> [Written request] Check every line below for the word "stali" and copy the ones that have it.

[BEGIN Entries provided]

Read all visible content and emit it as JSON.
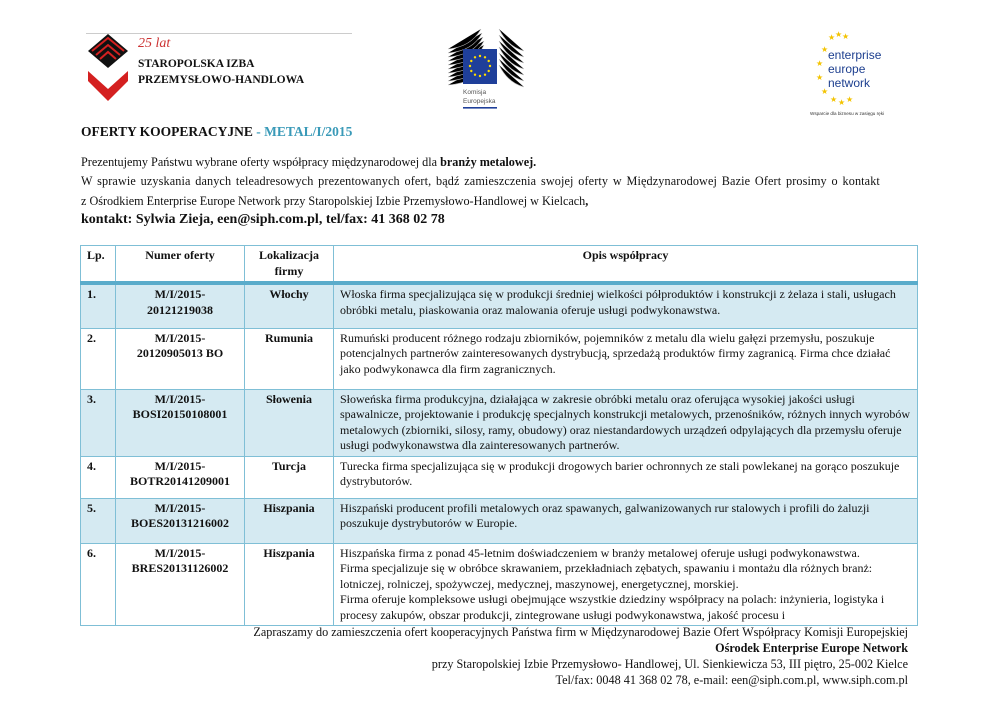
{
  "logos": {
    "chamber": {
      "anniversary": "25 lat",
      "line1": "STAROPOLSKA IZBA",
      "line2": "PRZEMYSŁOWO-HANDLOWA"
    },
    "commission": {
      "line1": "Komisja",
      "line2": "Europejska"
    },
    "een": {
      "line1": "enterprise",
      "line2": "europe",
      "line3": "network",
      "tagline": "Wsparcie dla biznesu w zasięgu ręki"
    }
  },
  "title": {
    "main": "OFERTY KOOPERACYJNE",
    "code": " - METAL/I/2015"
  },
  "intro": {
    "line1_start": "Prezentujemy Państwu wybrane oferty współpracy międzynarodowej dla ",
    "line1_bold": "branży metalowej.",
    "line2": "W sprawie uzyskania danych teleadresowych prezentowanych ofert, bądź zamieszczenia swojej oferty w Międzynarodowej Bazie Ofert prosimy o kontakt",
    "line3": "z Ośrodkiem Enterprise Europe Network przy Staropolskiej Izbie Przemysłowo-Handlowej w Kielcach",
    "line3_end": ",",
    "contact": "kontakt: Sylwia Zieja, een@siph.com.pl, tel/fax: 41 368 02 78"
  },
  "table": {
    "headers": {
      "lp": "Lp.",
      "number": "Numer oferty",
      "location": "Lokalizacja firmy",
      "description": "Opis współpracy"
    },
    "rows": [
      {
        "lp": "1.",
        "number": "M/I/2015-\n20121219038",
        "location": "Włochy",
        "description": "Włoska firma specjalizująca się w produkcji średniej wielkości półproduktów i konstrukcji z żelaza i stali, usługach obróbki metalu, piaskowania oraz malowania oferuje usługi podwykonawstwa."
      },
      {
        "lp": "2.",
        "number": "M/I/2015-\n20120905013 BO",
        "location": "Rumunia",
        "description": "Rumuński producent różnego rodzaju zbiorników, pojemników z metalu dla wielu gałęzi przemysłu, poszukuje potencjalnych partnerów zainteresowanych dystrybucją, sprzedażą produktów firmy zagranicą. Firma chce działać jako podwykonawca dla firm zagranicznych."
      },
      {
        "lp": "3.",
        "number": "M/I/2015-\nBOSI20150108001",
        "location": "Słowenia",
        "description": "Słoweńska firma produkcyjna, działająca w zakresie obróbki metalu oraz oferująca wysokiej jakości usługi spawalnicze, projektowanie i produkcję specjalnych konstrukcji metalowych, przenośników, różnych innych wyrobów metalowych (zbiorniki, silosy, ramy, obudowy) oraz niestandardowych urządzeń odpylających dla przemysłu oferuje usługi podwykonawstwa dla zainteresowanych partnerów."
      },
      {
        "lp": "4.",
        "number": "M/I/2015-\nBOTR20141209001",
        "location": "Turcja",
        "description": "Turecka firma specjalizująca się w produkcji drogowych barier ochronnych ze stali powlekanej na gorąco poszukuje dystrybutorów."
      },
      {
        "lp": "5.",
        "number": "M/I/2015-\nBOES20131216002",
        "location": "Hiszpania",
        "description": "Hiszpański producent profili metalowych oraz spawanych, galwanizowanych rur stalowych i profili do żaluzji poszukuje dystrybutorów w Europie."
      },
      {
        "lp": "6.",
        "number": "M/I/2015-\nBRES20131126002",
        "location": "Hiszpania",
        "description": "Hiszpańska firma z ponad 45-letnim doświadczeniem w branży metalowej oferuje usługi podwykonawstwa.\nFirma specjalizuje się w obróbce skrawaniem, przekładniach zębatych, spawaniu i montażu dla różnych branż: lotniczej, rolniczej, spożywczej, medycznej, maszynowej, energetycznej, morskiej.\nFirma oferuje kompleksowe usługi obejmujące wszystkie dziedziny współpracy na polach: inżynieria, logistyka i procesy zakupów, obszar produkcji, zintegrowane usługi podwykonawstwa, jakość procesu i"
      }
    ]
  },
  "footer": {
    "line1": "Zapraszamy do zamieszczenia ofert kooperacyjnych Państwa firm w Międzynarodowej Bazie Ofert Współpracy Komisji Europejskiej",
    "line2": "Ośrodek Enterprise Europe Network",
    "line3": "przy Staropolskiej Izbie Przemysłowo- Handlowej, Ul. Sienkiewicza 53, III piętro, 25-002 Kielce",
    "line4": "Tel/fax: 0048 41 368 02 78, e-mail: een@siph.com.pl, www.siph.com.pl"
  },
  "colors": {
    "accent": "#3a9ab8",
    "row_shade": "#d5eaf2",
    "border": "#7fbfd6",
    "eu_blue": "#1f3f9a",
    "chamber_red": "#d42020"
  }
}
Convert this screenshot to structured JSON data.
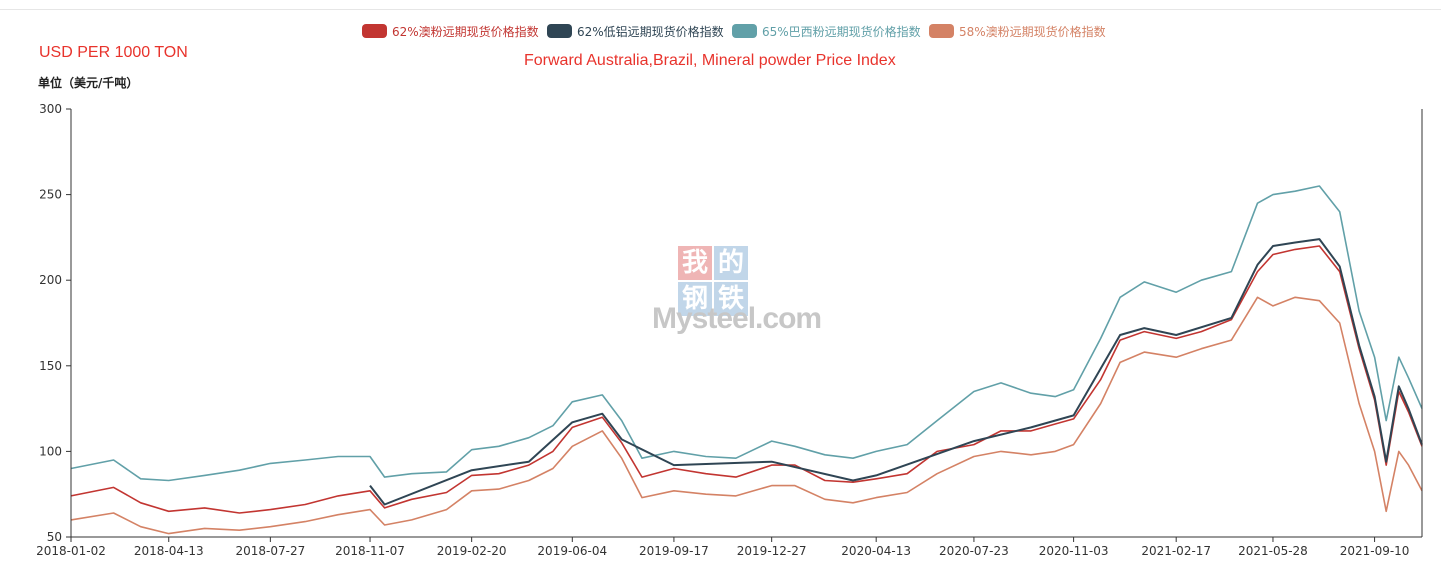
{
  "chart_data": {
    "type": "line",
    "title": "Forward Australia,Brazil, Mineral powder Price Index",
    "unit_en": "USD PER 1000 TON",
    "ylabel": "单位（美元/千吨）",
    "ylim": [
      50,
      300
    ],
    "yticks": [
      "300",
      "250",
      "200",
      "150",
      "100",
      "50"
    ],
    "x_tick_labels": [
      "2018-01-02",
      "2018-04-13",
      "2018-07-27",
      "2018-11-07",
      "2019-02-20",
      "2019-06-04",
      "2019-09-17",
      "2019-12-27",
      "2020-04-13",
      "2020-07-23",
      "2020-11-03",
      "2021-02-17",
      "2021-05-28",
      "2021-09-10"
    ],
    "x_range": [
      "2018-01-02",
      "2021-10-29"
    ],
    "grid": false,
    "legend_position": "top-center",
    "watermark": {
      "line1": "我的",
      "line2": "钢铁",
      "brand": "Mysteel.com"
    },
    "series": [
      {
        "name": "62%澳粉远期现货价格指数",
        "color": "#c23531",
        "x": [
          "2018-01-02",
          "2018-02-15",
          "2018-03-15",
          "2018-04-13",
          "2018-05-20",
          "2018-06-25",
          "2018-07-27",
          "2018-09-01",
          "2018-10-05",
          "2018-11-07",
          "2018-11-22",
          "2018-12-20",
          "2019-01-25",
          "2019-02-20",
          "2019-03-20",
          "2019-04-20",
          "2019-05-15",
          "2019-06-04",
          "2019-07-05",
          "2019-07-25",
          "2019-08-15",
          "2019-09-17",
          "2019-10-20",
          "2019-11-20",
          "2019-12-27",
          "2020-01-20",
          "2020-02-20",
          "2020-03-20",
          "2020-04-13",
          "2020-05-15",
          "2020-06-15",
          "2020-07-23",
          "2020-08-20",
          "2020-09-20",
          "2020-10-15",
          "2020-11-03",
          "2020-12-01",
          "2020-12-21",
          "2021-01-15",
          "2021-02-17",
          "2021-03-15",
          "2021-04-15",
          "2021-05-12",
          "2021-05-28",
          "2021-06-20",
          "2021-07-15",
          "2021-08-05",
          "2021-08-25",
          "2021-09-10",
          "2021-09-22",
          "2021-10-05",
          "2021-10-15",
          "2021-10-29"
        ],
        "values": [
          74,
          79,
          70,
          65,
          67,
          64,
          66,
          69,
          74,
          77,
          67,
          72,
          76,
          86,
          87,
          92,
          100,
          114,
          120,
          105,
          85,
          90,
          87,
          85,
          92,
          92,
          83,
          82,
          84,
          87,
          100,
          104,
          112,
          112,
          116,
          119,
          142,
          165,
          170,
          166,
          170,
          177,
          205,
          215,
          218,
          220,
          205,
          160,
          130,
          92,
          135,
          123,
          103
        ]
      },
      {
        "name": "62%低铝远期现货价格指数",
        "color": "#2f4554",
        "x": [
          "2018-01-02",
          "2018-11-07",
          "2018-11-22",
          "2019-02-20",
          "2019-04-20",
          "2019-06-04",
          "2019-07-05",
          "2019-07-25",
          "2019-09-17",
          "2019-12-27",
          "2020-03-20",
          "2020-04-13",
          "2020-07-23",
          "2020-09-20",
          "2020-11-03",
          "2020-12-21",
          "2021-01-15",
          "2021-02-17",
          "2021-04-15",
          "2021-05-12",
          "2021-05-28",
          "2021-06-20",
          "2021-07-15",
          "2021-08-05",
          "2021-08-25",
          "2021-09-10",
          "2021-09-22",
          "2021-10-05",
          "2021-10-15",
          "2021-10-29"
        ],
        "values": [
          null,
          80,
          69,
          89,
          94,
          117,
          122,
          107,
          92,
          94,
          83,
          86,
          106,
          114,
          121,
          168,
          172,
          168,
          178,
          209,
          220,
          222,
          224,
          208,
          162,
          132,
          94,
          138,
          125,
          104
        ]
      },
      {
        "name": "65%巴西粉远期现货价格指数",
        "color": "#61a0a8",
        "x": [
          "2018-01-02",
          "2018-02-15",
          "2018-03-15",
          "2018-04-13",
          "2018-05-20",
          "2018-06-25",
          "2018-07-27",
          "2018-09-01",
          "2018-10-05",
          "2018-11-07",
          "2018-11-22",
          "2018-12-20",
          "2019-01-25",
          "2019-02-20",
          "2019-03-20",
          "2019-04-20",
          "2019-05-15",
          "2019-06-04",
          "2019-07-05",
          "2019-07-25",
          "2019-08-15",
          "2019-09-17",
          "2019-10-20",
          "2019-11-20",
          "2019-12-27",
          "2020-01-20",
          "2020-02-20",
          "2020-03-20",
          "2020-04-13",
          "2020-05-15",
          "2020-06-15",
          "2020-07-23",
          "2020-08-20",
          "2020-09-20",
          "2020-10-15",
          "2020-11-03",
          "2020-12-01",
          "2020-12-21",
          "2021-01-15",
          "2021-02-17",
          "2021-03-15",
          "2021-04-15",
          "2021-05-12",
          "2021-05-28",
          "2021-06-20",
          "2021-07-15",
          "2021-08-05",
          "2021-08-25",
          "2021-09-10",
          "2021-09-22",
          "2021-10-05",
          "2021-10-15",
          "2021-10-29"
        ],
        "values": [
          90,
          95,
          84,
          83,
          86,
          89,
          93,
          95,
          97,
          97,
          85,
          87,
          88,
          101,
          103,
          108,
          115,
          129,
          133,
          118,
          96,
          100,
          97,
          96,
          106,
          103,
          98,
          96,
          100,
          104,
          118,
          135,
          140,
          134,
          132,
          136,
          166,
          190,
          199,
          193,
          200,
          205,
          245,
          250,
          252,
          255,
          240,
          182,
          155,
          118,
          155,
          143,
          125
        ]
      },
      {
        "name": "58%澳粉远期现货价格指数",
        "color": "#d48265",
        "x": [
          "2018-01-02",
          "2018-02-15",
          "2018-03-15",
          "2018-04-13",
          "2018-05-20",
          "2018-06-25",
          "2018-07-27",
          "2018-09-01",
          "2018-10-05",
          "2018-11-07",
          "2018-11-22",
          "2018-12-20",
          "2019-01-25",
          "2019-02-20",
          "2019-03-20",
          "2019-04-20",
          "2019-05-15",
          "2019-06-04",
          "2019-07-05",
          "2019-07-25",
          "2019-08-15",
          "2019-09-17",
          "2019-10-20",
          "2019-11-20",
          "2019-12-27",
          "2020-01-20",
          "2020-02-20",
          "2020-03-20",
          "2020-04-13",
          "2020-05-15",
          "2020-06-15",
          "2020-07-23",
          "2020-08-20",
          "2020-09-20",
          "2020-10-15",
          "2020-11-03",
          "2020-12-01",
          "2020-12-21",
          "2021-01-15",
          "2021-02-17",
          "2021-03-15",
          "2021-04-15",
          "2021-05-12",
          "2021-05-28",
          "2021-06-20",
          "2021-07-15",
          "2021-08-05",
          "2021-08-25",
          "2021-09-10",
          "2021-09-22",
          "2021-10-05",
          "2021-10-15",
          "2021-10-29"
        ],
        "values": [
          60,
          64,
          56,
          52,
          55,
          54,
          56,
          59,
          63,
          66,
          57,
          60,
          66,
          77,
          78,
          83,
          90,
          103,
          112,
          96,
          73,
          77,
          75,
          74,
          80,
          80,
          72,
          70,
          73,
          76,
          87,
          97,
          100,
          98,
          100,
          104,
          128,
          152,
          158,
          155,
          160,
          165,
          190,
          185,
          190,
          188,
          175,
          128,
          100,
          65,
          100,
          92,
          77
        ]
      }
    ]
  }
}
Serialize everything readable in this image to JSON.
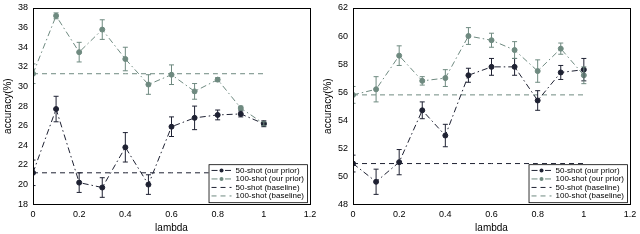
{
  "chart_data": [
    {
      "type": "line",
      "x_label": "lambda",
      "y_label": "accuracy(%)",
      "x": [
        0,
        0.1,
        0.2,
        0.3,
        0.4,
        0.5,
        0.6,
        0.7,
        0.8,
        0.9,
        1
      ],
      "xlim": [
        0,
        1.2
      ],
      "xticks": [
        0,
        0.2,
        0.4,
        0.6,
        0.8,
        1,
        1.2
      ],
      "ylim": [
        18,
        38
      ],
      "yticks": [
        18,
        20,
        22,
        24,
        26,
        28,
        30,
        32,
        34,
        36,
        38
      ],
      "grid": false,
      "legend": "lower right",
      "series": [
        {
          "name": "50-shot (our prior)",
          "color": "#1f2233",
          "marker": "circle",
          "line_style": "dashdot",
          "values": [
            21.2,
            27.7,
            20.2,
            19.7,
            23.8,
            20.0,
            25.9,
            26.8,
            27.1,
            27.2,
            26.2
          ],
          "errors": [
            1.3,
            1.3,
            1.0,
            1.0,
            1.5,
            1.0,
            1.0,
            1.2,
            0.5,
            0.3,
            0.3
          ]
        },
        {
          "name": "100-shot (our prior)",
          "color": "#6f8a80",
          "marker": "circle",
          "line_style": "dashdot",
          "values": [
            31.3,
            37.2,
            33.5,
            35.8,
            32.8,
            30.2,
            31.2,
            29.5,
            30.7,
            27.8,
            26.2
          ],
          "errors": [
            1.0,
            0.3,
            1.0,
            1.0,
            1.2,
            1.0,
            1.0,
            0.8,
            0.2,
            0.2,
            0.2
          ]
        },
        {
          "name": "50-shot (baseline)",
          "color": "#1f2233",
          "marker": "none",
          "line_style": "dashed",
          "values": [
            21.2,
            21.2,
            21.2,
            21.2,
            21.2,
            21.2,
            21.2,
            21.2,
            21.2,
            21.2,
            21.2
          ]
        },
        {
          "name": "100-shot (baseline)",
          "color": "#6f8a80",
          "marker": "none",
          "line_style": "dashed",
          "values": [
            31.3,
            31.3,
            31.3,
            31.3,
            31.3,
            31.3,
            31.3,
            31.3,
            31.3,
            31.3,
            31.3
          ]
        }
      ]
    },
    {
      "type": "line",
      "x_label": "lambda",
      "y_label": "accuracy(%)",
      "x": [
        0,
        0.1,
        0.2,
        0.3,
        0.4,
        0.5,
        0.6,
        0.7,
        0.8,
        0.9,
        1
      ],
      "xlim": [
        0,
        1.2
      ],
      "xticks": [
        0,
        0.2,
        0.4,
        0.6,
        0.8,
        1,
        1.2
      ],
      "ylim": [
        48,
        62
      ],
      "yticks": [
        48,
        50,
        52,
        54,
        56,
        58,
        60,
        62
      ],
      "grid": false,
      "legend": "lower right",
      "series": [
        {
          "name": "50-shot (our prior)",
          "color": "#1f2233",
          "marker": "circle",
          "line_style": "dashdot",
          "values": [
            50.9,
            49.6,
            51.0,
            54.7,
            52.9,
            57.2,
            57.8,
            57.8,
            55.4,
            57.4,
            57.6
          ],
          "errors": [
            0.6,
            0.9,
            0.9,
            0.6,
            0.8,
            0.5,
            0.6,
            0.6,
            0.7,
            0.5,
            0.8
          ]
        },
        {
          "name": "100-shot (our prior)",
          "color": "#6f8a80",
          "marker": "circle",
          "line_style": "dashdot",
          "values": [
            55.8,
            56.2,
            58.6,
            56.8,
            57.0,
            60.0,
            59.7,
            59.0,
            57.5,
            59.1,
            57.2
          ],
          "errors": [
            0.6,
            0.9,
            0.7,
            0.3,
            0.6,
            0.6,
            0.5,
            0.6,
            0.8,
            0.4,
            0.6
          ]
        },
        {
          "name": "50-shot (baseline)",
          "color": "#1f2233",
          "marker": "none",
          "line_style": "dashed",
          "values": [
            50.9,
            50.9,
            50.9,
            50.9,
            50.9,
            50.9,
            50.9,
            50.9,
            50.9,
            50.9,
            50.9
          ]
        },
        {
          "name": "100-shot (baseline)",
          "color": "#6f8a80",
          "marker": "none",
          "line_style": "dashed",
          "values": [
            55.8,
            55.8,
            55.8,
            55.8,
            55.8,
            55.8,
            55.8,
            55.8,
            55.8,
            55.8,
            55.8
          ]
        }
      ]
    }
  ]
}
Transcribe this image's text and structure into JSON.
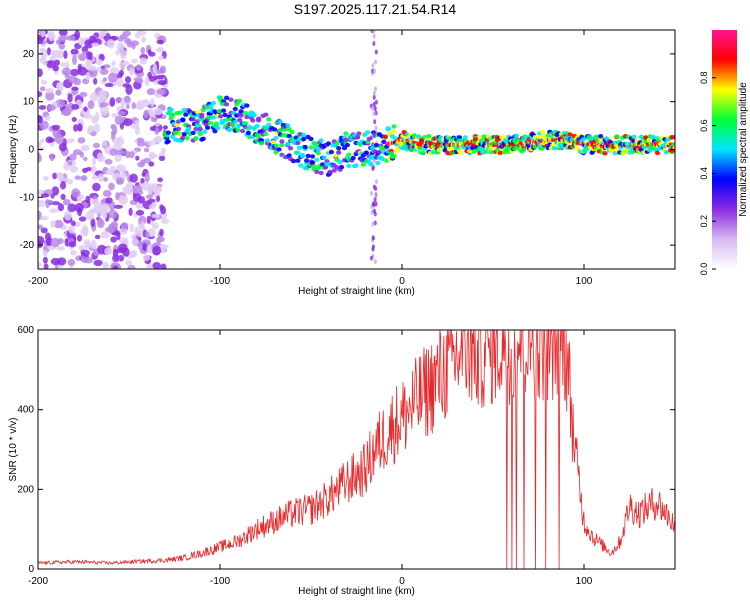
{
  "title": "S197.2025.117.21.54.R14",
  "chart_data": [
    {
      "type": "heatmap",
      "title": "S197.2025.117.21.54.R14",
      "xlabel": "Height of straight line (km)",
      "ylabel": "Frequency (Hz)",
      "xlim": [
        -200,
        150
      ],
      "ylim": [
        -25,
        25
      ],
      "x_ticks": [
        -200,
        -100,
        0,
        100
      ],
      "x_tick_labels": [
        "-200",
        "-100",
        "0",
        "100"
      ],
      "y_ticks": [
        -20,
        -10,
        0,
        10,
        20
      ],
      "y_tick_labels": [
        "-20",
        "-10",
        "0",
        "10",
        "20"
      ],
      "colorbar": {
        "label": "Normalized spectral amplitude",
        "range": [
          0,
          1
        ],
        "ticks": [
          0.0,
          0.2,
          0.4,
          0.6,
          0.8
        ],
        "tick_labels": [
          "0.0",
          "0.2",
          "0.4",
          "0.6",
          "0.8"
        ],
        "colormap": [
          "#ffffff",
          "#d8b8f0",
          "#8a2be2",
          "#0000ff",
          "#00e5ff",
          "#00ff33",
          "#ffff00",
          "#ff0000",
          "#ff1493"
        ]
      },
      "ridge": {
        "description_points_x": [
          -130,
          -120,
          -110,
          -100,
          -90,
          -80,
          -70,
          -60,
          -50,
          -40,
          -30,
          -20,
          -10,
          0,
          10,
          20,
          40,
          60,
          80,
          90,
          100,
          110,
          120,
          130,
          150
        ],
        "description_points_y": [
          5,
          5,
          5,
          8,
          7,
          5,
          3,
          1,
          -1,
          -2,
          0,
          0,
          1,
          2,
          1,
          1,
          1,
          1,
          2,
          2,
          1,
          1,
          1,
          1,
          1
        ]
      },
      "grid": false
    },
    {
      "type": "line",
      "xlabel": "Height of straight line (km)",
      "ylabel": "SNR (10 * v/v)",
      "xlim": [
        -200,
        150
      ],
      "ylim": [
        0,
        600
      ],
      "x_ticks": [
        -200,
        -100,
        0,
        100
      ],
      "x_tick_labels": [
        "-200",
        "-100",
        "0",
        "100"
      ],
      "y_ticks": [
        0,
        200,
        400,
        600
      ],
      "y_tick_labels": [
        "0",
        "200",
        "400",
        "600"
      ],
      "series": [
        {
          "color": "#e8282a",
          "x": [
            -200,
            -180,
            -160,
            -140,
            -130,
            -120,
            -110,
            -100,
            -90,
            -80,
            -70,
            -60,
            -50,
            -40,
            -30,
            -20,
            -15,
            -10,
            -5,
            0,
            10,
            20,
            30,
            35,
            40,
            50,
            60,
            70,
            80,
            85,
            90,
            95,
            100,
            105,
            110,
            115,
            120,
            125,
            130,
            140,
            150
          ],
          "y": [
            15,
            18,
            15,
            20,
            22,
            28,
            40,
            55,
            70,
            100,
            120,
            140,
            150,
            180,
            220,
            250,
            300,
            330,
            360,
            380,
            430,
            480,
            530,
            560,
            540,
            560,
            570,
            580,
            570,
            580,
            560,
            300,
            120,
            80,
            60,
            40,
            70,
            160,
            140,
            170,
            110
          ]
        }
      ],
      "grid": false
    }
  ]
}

[END Entries provided]

> [Output of the task]
        "description": "Włoska firma specjalizująca się w produkcji średniej wielkości półproduktów i konstrukcji z żelaza i stali, usługach obróbki metalu, piaskowania oraz malowania oferuje usługi podwykonawstwa."
        "description": "Turecka firma specjalizująca się w produkcji drogowych barier ochronnych ze stali powlekanej na gorąco poszukuje dystrybutorów."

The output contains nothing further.